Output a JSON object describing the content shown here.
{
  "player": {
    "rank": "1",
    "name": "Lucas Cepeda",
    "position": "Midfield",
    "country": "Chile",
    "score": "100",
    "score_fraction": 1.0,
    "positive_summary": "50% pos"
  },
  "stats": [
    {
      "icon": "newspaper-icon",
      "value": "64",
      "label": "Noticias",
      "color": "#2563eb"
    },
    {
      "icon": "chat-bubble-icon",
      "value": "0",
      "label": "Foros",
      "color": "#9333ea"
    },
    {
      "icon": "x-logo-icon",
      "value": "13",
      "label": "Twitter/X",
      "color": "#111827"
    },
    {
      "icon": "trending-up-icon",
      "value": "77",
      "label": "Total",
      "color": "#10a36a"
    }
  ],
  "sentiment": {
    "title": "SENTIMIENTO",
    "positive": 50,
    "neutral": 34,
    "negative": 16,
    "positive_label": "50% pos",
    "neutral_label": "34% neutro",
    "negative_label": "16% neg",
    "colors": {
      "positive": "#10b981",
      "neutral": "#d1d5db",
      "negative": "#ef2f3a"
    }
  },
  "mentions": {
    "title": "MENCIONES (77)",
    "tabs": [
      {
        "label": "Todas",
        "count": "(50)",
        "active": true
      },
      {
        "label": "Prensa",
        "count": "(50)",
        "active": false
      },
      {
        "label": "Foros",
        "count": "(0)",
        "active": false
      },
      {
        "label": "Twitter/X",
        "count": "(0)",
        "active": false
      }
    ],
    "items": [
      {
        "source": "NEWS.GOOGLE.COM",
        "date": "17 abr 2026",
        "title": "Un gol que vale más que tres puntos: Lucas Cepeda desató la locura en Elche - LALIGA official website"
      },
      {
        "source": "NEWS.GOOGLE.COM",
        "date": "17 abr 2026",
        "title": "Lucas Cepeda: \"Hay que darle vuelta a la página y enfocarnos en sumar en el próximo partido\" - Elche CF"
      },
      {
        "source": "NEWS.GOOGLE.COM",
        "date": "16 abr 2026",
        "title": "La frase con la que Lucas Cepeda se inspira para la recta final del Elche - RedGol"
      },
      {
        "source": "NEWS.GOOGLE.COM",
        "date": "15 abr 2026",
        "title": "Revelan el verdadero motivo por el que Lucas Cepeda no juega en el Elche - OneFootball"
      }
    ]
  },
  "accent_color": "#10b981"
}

What you have to do:
The whole listing above needs to be written out again exactly.

Written answer:
Output a JSON object describing the content shown here.
{
  "player": {
    "rank": "1",
    "name": "Lucas Cepeda",
    "position": "Midfield",
    "country": "Chile",
    "score": "100",
    "score_fraction": 1.0,
    "positive_summary": "50% pos"
  },
  "stats": [
    {
      "icon": "newspaper-icon",
      "value": "64",
      "label": "Noticias",
      "color": "#2563eb"
    },
    {
      "icon": "chat-bubble-icon",
      "value": "0",
      "label": "Foros",
      "color": "#9333ea"
    },
    {
      "icon": "x-logo-icon",
      "value": "13",
      "label": "Twitter/X",
      "color": "#111827"
    },
    {
      "icon": "trending-up-icon",
      "value": "77",
      "label": "Total",
      "color": "#10a36a"
    }
  ],
  "sentiment": {
    "title": "SENTIMIENTO",
    "positive": 50,
    "neutral": 34,
    "negative": 16,
    "positive_label": "50% pos",
    "neutral_label": "34% neutro",
    "negative_label": "16% neg",
    "colors": {
      "positive": "#10b981",
      "neutral": "#d1d5db",
      "negative": "#ef2f3a"
    }
  },
  "mentions": {
    "title": "MENCIONES (77)",
    "tabs": [
      {
        "label": "Todas",
        "count": "(50)",
        "active": true
      },
      {
        "label": "Prensa",
        "count": "(50)",
        "active": false
      },
      {
        "label": "Foros",
        "count": "(0)",
        "active": false
      },
      {
        "label": "Twitter/X",
        "count": "(0)",
        "active": false
      }
    ],
    "items": [
      {
        "source": "NEWS.GOOGLE.COM",
        "date": "17 abr 2026",
        "title": "Un gol que vale más que tres puntos: Lucas Cepeda desató la locura en Elche - LALIGA official website"
      },
      {
        "source": "NEWS.GOOGLE.COM",
        "date": "17 abr 2026",
        "title": "Lucas Cepeda: \"Hay que darle vuelta a la página y enfocarnos en sumar en el próximo partido\" - Elche CF"
      },
      {
        "source": "NEWS.GOOGLE.COM",
        "date": "16 abr 2026",
        "title": "La frase con la que Lucas Cepeda se inspira para la recta final del Elche - RedGol"
      },
      {
        "source": "NEWS.GOOGLE.COM",
        "date": "15 abr 2026",
        "title": "Revelan el verdadero motivo por el que Lucas Cepeda no juega en el Elche - OneFootball"
      }
    ]
  },
  "accent_color": "#10b981"
}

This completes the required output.